• [Challenge]
Go through the data and copy every line exactly, but not the images.

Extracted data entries
==========
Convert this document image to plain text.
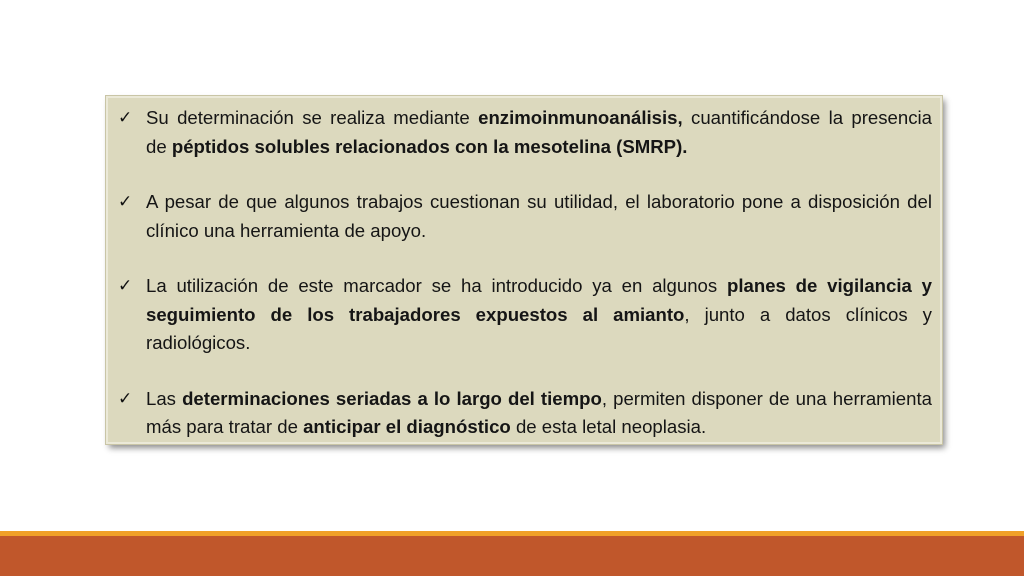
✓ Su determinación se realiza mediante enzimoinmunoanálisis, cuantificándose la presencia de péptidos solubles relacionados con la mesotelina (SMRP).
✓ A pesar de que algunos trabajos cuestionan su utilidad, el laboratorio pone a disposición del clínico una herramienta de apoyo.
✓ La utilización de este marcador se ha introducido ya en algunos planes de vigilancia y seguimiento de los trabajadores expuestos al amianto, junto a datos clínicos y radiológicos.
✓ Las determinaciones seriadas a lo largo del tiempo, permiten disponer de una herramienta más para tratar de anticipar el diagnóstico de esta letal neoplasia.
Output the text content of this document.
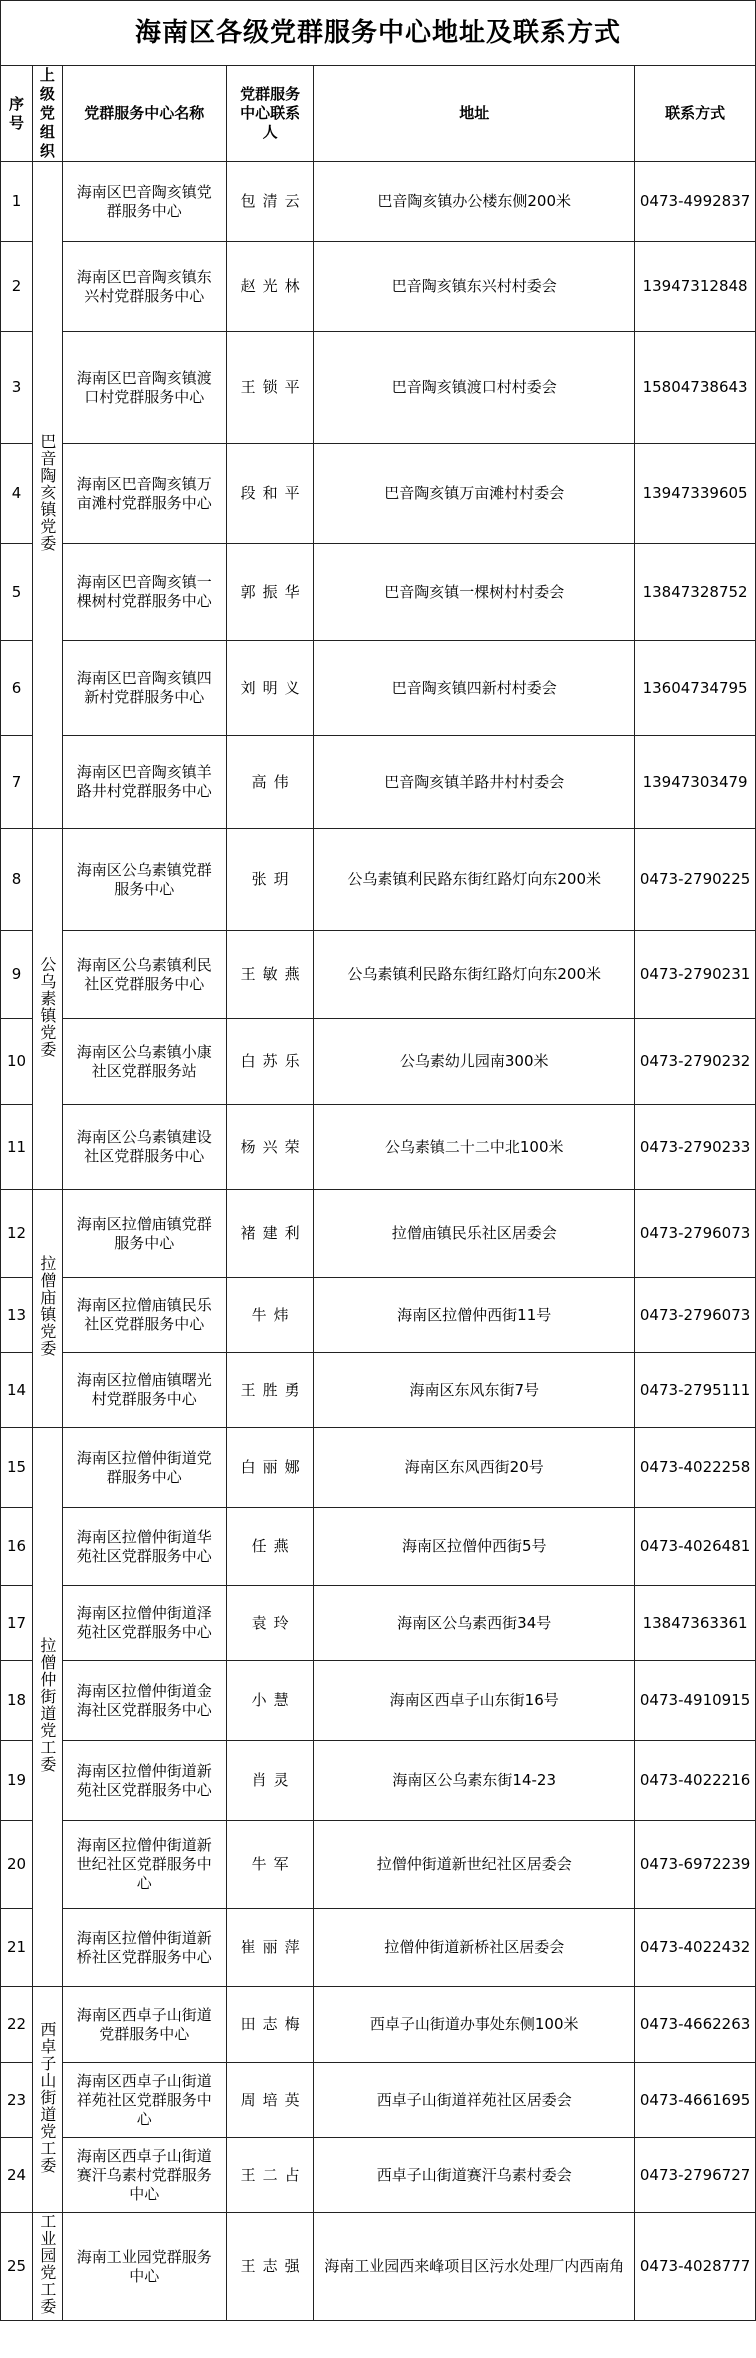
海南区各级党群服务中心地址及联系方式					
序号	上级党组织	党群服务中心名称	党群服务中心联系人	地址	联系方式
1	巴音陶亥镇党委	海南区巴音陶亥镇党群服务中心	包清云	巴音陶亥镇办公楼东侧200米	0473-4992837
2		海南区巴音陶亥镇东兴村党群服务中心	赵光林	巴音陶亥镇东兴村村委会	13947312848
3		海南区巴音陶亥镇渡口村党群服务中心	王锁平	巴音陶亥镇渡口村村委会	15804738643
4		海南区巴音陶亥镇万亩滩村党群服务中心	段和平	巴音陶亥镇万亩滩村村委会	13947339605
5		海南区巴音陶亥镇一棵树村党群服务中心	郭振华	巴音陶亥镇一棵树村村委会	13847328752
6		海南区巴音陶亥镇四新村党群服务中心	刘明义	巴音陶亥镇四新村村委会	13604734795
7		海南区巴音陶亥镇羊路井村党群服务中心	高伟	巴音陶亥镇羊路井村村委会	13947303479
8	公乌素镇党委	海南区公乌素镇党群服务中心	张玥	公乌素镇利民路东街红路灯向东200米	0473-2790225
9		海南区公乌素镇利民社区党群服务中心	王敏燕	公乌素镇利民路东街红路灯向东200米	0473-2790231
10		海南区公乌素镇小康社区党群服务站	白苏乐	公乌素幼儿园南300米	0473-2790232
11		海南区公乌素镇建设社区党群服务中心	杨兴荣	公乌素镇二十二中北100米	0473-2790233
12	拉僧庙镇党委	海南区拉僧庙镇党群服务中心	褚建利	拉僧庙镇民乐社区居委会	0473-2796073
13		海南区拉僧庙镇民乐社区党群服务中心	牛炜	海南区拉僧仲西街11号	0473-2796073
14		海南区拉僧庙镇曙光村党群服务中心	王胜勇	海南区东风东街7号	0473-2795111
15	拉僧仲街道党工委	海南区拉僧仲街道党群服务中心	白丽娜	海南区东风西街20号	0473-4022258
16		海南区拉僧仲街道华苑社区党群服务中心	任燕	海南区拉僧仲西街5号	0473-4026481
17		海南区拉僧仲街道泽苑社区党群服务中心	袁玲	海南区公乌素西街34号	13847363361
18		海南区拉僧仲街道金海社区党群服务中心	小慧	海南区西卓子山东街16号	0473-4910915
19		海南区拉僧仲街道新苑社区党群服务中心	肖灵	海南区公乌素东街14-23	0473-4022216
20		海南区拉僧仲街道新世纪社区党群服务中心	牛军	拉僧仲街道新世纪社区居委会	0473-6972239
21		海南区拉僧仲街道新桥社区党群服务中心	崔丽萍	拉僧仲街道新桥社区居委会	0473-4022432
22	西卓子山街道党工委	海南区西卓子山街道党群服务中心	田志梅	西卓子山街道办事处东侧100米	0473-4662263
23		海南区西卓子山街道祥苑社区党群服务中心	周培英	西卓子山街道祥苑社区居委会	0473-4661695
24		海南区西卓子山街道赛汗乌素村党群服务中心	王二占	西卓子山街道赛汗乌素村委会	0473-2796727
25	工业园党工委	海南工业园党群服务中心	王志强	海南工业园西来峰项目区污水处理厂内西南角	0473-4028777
==========
• [Result of this task]
Convert this document image to plain text.
✓ Su determinación se realiza mediante enzimoinmunoanálisis, cuantificándose la presencia de péptidos solubles relacionados con la mesotelina (SMRP).
✓ A pesar de que algunos trabajos cuestionan su utilidad, el laboratorio pone a disposición del clínico una herramienta de apoyo.
✓ La utilización de este marcador se ha introducido ya en algunos planes de vigilancia y seguimiento de los trabajadores expuestos al amianto, junto a datos clínicos y radiológicos.
✓ Las determinaciones seriadas a lo largo del tiempo, permiten disponer de una herramienta más para tratar de anticipar el diagnóstico de esta letal neoplasia.
Output the text content of this document.
海南区各级党群服务中心地址及联系方式					
序号	上级党组织	党群服务中心名称	党群服务中心联系人	地址	联系方式
1	巴音陶亥镇党委	海南区巴音陶亥镇党群服务中心	包清云	巴音陶亥镇办公楼东侧200米	0473-4992837
2		海南区巴音陶亥镇东兴村党群服务中心	赵光林	巴音陶亥镇东兴村村委会	13947312848
3		海南区巴音陶亥镇渡口村党群服务中心	王锁平	巴音陶亥镇渡口村村委会	15804738643
4		海南区巴音陶亥镇万亩滩村党群服务中心	段和平	巴音陶亥镇万亩滩村村委会	13947339605
5		海南区巴音陶亥镇一棵树村党群服务中心	郭振华	巴音陶亥镇一棵树村村委会	13847328752
6		海南区巴音陶亥镇四新村党群服务中心	刘明义	巴音陶亥镇四新村村委会	13604734795
7		海南区巴音陶亥镇羊路井村党群服务中心	高伟	巴音陶亥镇羊路井村村委会	13947303479
8	公乌素镇党委	海南区公乌素镇党群服务中心	张玥	公乌素镇利民路东街红路灯向东200米	0473-2790225
9		海南区公乌素镇利民社区党群服务中心	王敏燕	公乌素镇利民路东街红路灯向东200米	0473-2790231
10		海南区公乌素镇小康社区党群服务站	白苏乐	公乌素幼儿园南300米	0473-2790232
11		海南区公乌素镇建设社区党群服务中心	杨兴荣	公乌素镇二十二中北100米	0473-2790233
12	拉僧庙镇党委	海南区拉僧庙镇党群服务中心	褚建利	拉僧庙镇民乐社区居委会	0473-2796073
13		海南区拉僧庙镇民乐社区党群服务中心	牛炜	海南区拉僧仲西街11号	0473-2796073
14		海南区拉僧庙镇曙光村党群服务中心	王胜勇	海南区东风东街7号	0473-2795111
15	拉僧仲街道党工委	海南区拉僧仲街道党群服务中心	白丽娜	海南区东风西街20号	0473-4022258
16		海南区拉僧仲街道华苑社区党群服务中心	任燕	海南区拉僧仲西街5号	0473-4026481
17		海南区拉僧仲街道泽苑社区党群服务中心	袁玲	海南区公乌素西街34号	13847363361
18		海南区拉僧仲街道金海社区党群服务中心	小慧	海南区西卓子山东街16号	0473-4910915
19		海南区拉僧仲街道新苑社区党群服务中心	肖灵	海南区公乌素东街14-23	0473-4022216
20		海南区拉僧仲街道新世纪社区党群服务中心	牛军	拉僧仲街道新世纪社区居委会	0473-6972239
21		海南区拉僧仲街道新桥社区党群服务中心	崔丽萍	拉僧仲街道新桥社区居委会	0473-4022432
22	西卓子山街道党工委	海南区西卓子山街道党群服务中心	田志梅	西卓子山街道办事处东侧100米	0473-4662263
23		海南区西卓子山街道祥苑社区党群服务中心	周培英	西卓子山街道祥苑社区居委会	0473-4661695
24		海南区西卓子山街道赛汗乌素村党群服务中心	王二占	西卓子山街道赛汗乌素村委会	0473-2796727
25	工业园党工委	海南工业园党群服务中心	王志强	海南工业园西来峰项目区污水处理厂内西南角	0473-4028777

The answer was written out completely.